New house, (nearly) new car, new navigator...
We
moved house just after the Cilwendeg, up-market to a two-car garage… with a 3-bed
semi-detached joined on. Only just in
time too, as very soon afterwards I acquired one of the very last genuine Ford
Mk II Mexico / RS2000 bodyshells, finished in primer, at the huge cost (in
1983) of £1,150. (I can’t remember
whether the VAT was included or extra.)
The
rally car was left outside while Peter Croft and I got to work on the
shell. It didn’t really matter that I
wasn’t any good at welding, because Peter was (and probably still is) a welding
artist. Every run is the same size as
the last one and a beauty to behold. We
had the official Ford Escort rally preparation book and we did the full works. Additional seam welding, gussets, rear damper
turrets, fully fitted roll cage… we even removed the standard tunnel and
replaced it with the one for the automatic Escort (with a few modifications to
the gearbox, this enables the box to be removed without taking the engine out).
We
spent at least three weeks, every night, working on that shell before it went
off to Copy Nook Garage to be painted.
Bright red on the outside, black interior, and white inside the bonnet
and boot for maximum visibility in the dark.
Then back home and just before swapping everything over, I thought I
should treat the underside to a Waxoyl finish.
I’d only just started spraying when I started feeling high: luckily, Val was at home so I went and found
her and asked her to keep an eye on me in case I did some drug-crazed
damage. Not having taken any drugs
before in my life (apart from alcohol… oh, and nicotine, but I gave up smoking
when I was 14) I wasn’t sure what might happen next. I survived intact.
After
that, it was a case of swapping everything over. Over the previous couple of
years, I’d got to know Gordon Birtwistle. Gordon was – and still is, well over a decade
after he could have retired – the ‘go-to’ man for rally car suspensions. We must have hit it off alright because
Gordon seemed quite happy to come over frequently to make sure everything was ok. He had a great approach to his job – he would
always say “Your brain can only cope with so much at once. If half of its energy is spent on keeping the
damn car on the road, then there’s only the other half left to sort out all the
important stuff – like “where’s the
road going next?” and "can I push it just a little
bit more?" So for goodness sake, get the
car handling right. If you’re doing 70
mph on the motorway you should be able to take your hands off the steering
wheel and let it carry on in a straight line”.
Gordon had seen cars that needed 80% of brain power just to keep them on
the straight and narrow.
That
reminds me of something I forgot to mention earlier. I bought the car from Ian Parrington in late
81 or early 82, won at least two rallies and scored a reasonable number of
points in the MN championship, mainly in the first nine months of 1983. Between the Bolton Midnight and Mull, I took
it up to Copy Nook Garage, the garage at Bolton-by-Bowland that Ian and his
father ran. We decided we should
completely remove the front suspension and check everything over. Gordon was there when we were doing it. “Hang on a moment chaps,” he said, “Let’s
take another look at those Bilstein struts…”

Records excerpted from a collection
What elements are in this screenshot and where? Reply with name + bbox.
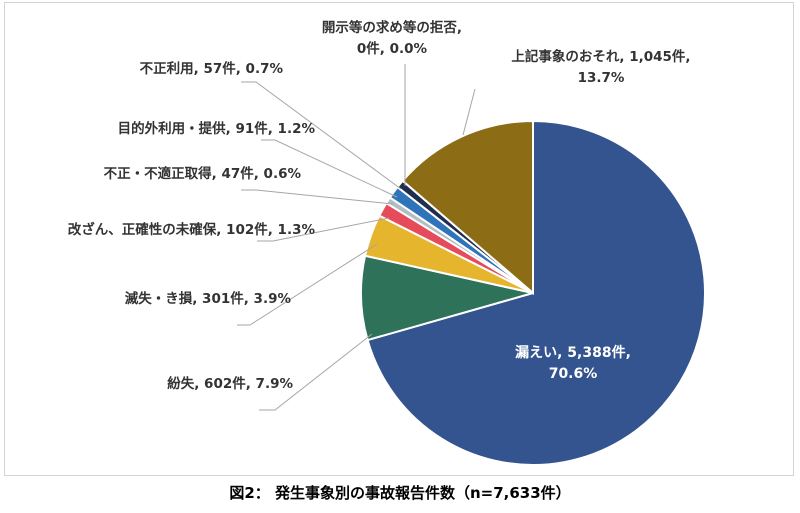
slice-label-8: 開示等の求め等の拒否, 0件, 0.0%: [322, 19, 462, 57]
pie-slice-1: [366, 119, 706, 466]
leader-line-2: [259, 333, 373, 411]
pie-slice-9: [401, 119, 534, 296]
chart-frame: 漏えい, 5,388件, 70.6% 紛失, 602件, 7.9% 滅失・き損, 30…: [4, 2, 794, 476]
slice-label-5: 不正・不適正取得, 47件, 0.6%: [104, 165, 302, 182]
slice-label-7: 不正利用, 57件, 0.7%: [140, 60, 284, 77]
figure-caption: 図2： 発生事象別の事故報告件数（n=7,633件）: [229, 484, 571, 502]
slice-label-1: 漏えい, 5,388件, 70.6%: [515, 344, 631, 382]
leader-line-4: [257, 217, 390, 242]
slice-label-3: 滅失・き損, 301件, 3.9%: [125, 290, 292, 307]
leader-line-6: [261, 139, 398, 198]
slice-label-6: 目的外利用・提供, 91件, 1.2%: [118, 120, 316, 137]
pie-chart: 漏えい, 5,388件, 70.6% 紛失, 602件, 7.9% 滅失・き損, 30…: [68, 19, 706, 466]
slice-label-2: 紛失, 602件, 7.9%: [167, 375, 293, 392]
leader-line-3: [237, 243, 378, 326]
leader-line-9: [462, 88, 476, 136]
slice-label-9: 上記事象のおそれ, 1,045件, 13.7%: [511, 48, 690, 86]
leader-line-7: [241, 81, 402, 190]
slice-label-4: 改ざん、正確性の未確保, 102件, 1.3%: [68, 221, 316, 238]
leader-line-5: [241, 189, 394, 205]
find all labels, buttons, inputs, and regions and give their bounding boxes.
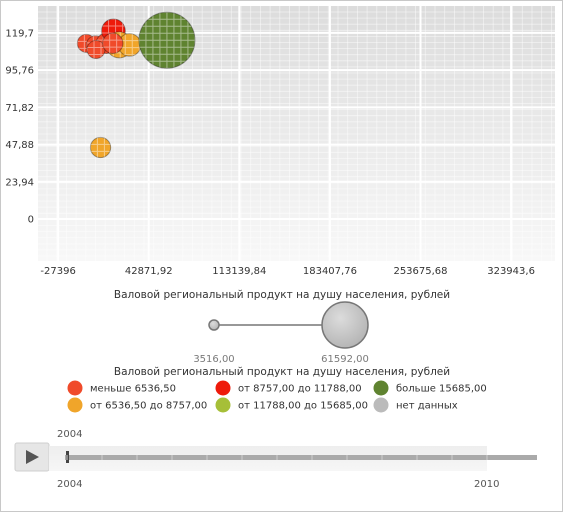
x-axis: -27396 42871,92 113139,84 183407,76 253675,6… [40, 266, 535, 277]
legend-label: от 8757,00 до 11788,00 [238, 384, 362, 395]
size-legend-max-circle [321, 301, 369, 349]
bubble[interactable] [86, 40, 106, 60]
y-tick-label: 119,7 [5, 28, 34, 39]
legend-swatch [215, 397, 231, 413]
legend-swatch [373, 380, 389, 396]
legend-label: меньше 6536,50 [90, 384, 176, 395]
x-tick-label: 323943,6 [487, 266, 535, 277]
y-tick-label: 47,88 [5, 140, 34, 151]
size-legend-title: Валовой региональный продукт на душу нас… [114, 366, 450, 378]
bubble[interactable] [138, 11, 196, 69]
timeline: 2004 2004 2010 [14, 429, 537, 490]
legend-label: больше 15685,00 [396, 384, 487, 395]
play-icon [26, 450, 39, 464]
y-axis: 0 23,94 47,88 71,82 95,76 119,7 [5, 28, 34, 225]
color-legend: меньше 6536,50 от 8757,00 до 11788,00 боль… [67, 380, 487, 413]
size-legend-max-label: 61592,00 [321, 354, 369, 365]
bubble[interactable] [102, 32, 124, 54]
legend-label: нет данных [396, 401, 458, 412]
legend-item: от 11788,00 до 15685,00 [215, 397, 368, 413]
legend-item: от 6536,50 до 8757,00 [67, 397, 207, 413]
timeline-current-year: 2004 [57, 429, 82, 440]
legend-label: от 11788,00 до 15685,00 [238, 401, 368, 412]
x-tick-label: 42871,92 [125, 266, 173, 277]
legend-item: меньше 6536,50 [67, 380, 176, 396]
timeline-track[interactable] [65, 455, 537, 460]
y-tick-label: 23,94 [5, 177, 34, 188]
legend-swatch [67, 397, 83, 413]
x-tick-label: 183407,76 [303, 266, 357, 277]
size-legend: 3516,00 61592,00 Валовой региональный пр… [114, 301, 450, 378]
y-tick-label: 0 [28, 215, 34, 226]
legend-label: от 6536,50 до 8757,00 [90, 401, 207, 412]
y-tick-label: 71,82 [5, 103, 34, 114]
x-axis-title: Валовой региональный продукт на душу нас… [114, 289, 450, 301]
legend-swatch [215, 380, 231, 396]
timeline-ticks [66, 455, 488, 460]
legend-item: больше 15685,00 [373, 380, 487, 396]
legend-item: от 8757,00 до 11788,00 [215, 380, 362, 396]
legend-swatch [67, 380, 83, 396]
x-tick-label: -27396 [40, 266, 75, 277]
timeline-end-year: 2010 [474, 479, 499, 490]
bubble[interactable] [89, 136, 112, 159]
bubbles-layer [76, 11, 196, 159]
size-legend-min-label: 3516,00 [193, 354, 234, 365]
legend-item: нет данных [373, 397, 458, 413]
timeline-start-year: 2004 [57, 479, 82, 490]
x-tick-label: 113139,84 [212, 266, 266, 277]
legend-swatch [373, 397, 389, 413]
x-tick-label: 253675,68 [393, 266, 447, 277]
size-legend-min-circle [208, 319, 220, 331]
y-tick-label: 95,76 [5, 66, 34, 77]
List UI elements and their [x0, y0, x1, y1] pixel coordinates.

**Requirements**.
**a.** Write out the passage of the rally car account starting at "Then back home" and ending at "I survived intact.".
**b.** In the rally car account, what did the Mk II Mexico / RS2000 bodyshell cost in 1983?
Work only from the rally car account and not from the records.

**Final results**.
**a.**
Then back home and just before swapping everything over, I thought I
should treat the underside to a Waxoyl finish.
I’d only just started spraying when I started feeling high: luckily, Val was at home so I went and found
her and asked her to keep an eye on me in case I did some drug-crazed
damage. Not having taken any drugs
before in my life (apart from alcohol… oh, and nicotine, but I gave up smoking
when I was 14) I wasn’t sure what might happen next. I survived intact.

**b.** £1,150